# REQUIRED TASK
Copy out the listing that follows exactly, dropping every picture.

* * * *

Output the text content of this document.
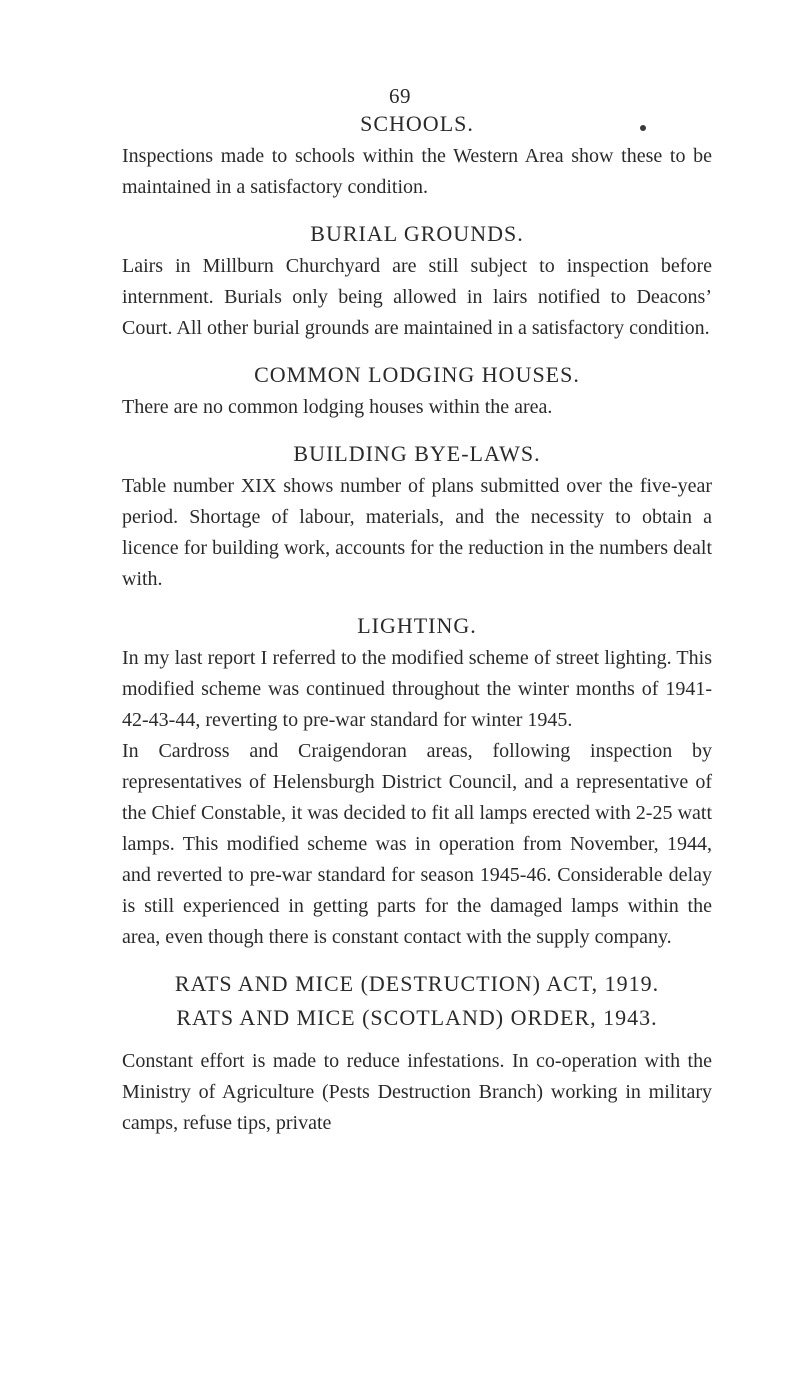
69
SCHOOLS.

Inspections made to schools within the Western Area show these to be maintained in a satisfactory condition.

BURIAL GROUNDS.

Lairs in Millburn Churchyard are still subject to inspection before internment. Burials only being allowed in lairs notified to Deacons’ Court. All other burial grounds are maintained in a satisfactory condition.

COMMON LODGING HOUSES.

There are no common lodging houses within the area.

BUILDING BYE-LAWS.

Table number XIX shows number of plans submitted over the five-year period. Shortage of labour, materials, and the necessity to obtain a licence for building work, accounts for the reduction in the numbers dealt with.

LIGHTING.

In my last report I referred to the modified scheme of street lighting. This modified scheme was continued throughout the winter months of 1941-42-43-44, reverting to pre-war standard for winter 1945.

In Cardross and Craigendoran areas, following inspection by representatives of Helensburgh District Council, and a representative of the Chief Constable, it was decided to fit all lamps erected with 2-25 watt lamps. This modified scheme was in operation from November, 1944, and reverted to pre-war standard for season 1945-46. Considerable delay is still experienced in getting parts for the damaged lamps within the area, even though there is constant contact with the supply company.

RATS AND MICE (DESTRUCTION) ACT, 1919.
RATS AND MICE (SCOTLAND) ORDER, 1943.

Constant effort is made to reduce infestations. In co-operation with the Ministry of Agriculture (Pests Destruction Branch) working in military camps, refuse tips, private
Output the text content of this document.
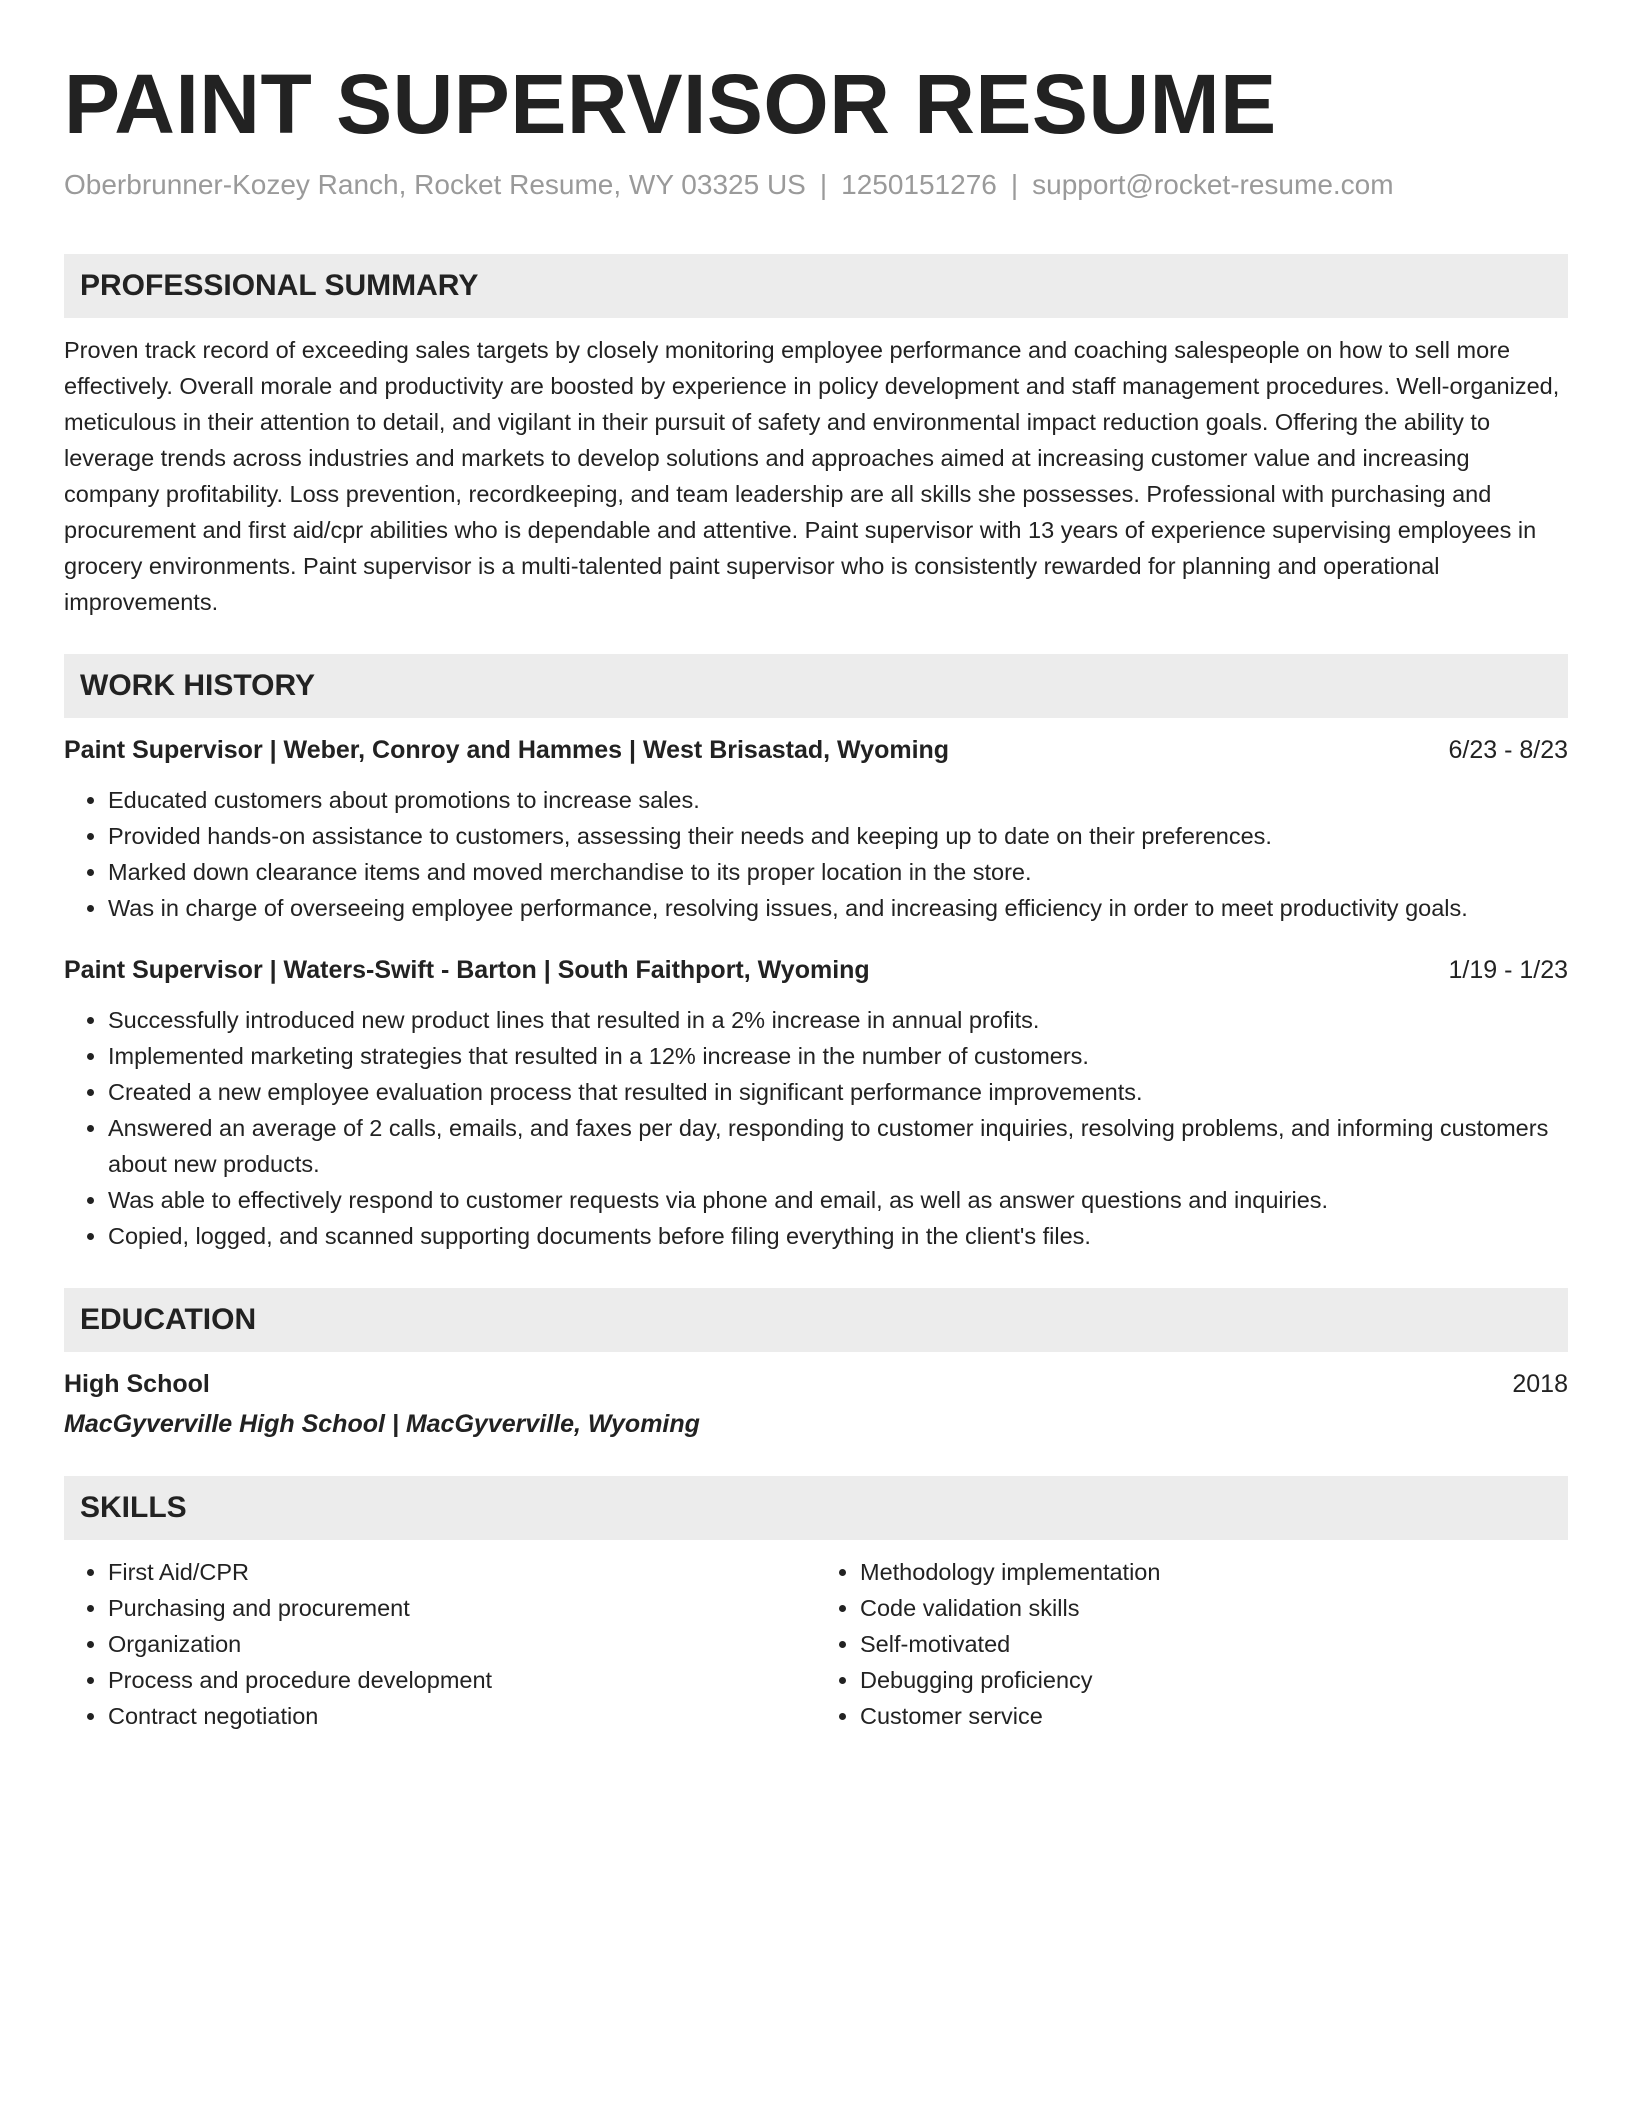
PAINT SUPERVISOR RESUME
Oberbrunner-Kozey Ranch, Rocket Resume, WY 03325 US | 1250151276 | support@rocket-resume.com
PROFESSIONAL SUMMARY
Proven track record of exceeding sales targets by closely monitoring employee performance and coaching salespeople on how to sell more effectively. Overall morale and productivity are boosted by experience in policy development and staff management procedures. Well-organized, meticulous in their attention to detail, and vigilant in their pursuit of safety and environmental impact reduction goals. Offering the ability to leverage trends across industries and markets to develop solutions and approaches aimed at increasing customer value and increasing company profitability. Loss prevention, recordkeeping, and team leadership are all skills she possesses. Professional with purchasing and procurement and first aid/cpr abilities who is dependable and attentive. Paint supervisor with 13 years of experience supervising employees in grocery environments. Paint supervisor is a multi-talented paint supervisor who is consistently rewarded for planning and operational improvements.
WORK HISTORY
Paint Supervisor | Weber, Conroy and Hammes | West Brisastad, Wyoming	6/23 - 8/23
• Educated customers about promotions to increase sales.
• Provided hands-on assistance to customers, assessing their needs and keeping up to date on their preferences.
• Marked down clearance items and moved merchandise to its proper location in the store.
• Was in charge of overseeing employee performance, resolving issues, and increasing efficiency in order to meet productivity goals.
Paint Supervisor | Waters-Swift - Barton | South Faithport, Wyoming	1/19 - 1/23
• Successfully introduced new product lines that resulted in a 2% increase in annual profits.
• Implemented marketing strategies that resulted in a 12% increase in the number of customers.
• Created a new employee evaluation process that resulted in significant performance improvements.
• Answered an average of 2 calls, emails, and faxes per day, responding to customer inquiries, resolving problems, and informing customers about new products.
• Was able to effectively respond to customer requests via phone and email, as well as answer questions and inquiries.
• Copied, logged, and scanned supporting documents before filing everything in the client's files.
EDUCATION
High School	2018
MacGyverville High School | MacGyverville, Wyoming
SKILLS
• First Aid/CPR
• Purchasing and procurement
• Organization
• Process and procedure development
• Contract negotiation
• Methodology implementation
• Code validation skills
• Self-motivated
• Debugging proficiency
• Customer service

* * * *

# FULL OUTPUT
Output the text content of this document.
69
SCHOOLS.

Inspections made to schools within the Western Area show these to be maintained in a satisfactory condition.

BURIAL GROUNDS.

Lairs in Millburn Churchyard are still subject to inspection before internment. Burials only being allowed in lairs notified to Deacons’ Court. All other burial grounds are maintained in a satisfactory condition.

COMMON LODGING HOUSES.

There are no common lodging houses within the area.

BUILDING BYE-LAWS.

Table number XIX shows number of plans submitted over the five-year period. Shortage of labour, materials, and the necessity to obtain a licence for building work, accounts for the reduction in the numbers dealt with.

LIGHTING.

In my last report I referred to the modified scheme of street lighting. This modified scheme was continued throughout the winter months of 1941-42-43-44, reverting to pre-war standard for winter 1945.

In Cardross and Craigendoran areas, following inspection by representatives of Helensburgh District Council, and a representative of the Chief Constable, it was decided to fit all lamps erected with 2-25 watt lamps. This modified scheme was in operation from November, 1944, and reverted to pre-war standard for season 1945-46. Considerable delay is still experienced in getting parts for the damaged lamps within the area, even though there is constant contact with the supply company.

RATS AND MICE (DESTRUCTION) ACT, 1919.
RATS AND MICE (SCOTLAND) ORDER, 1943.

Constant effort is made to reduce infestations. In co-operation with the Ministry of Agriculture (Pests Destruction Branch) working in military camps, refuse tips, private
Output the text content of this document.
PAINT SUPERVISOR RESUME
Oberbrunner-Kozey Ranch, Rocket Resume, WY 03325 US | 1250151276 | support@rocket-resume.com
PROFESSIONAL SUMMARY
Proven track record of exceeding sales targets by closely monitoring employee performance and coaching salespeople on how to sell more effectively. Overall morale and productivity are boosted by experience in policy development and staff management procedures. Well-organized, meticulous in their attention to detail, and vigilant in their pursuit of safety and environmental impact reduction goals. Offering the ability to leverage trends across industries and markets to develop solutions and approaches aimed at increasing customer value and increasing company profitability. Loss prevention, recordkeeping, and team leadership are all skills she possesses. Professional with purchasing and procurement and first aid/cpr abilities who is dependable and attentive. Paint supervisor with 13 years of experience supervising employees in grocery environments. Paint supervisor is a multi-talented paint supervisor who is consistently rewarded for planning and operational improvements.
WORK HISTORY
Paint Supervisor | Weber, Conroy and Hammes | West Brisastad, Wyoming	6/23 - 8/23
• Educated customers about promotions to increase sales.
• Provided hands-on assistance to customers, assessing their needs and keeping up to date on their preferences.
• Marked down clearance items and moved merchandise to its proper location in the store.
• Was in charge of overseeing employee performance, resolving issues, and increasing efficiency in order to meet productivity goals.
Paint Supervisor | Waters-Swift - Barton | South Faithport, Wyoming	1/19 - 1/23
• Successfully introduced new product lines that resulted in a 2% increase in annual profits.
• Implemented marketing strategies that resulted in a 12% increase in the number of customers.
• Created a new employee evaluation process that resulted in significant performance improvements.
• Answered an average of 2 calls, emails, and faxes per day, responding to customer inquiries, resolving problems, and informing customers about new products.
• Was able to effectively respond to customer requests via phone and email, as well as answer questions and inquiries.
• Copied, logged, and scanned supporting documents before filing everything in the client's files.
EDUCATION
High School	2018
MacGyverville High School | MacGyverville, Wyoming
SKILLS
• First Aid/CPR
• Purchasing and procurement
• Organization
• Process and procedure development
• Contract negotiation
• Methodology implementation
• Code validation skills
• Self-motivated
• Debugging proficiency
• Customer service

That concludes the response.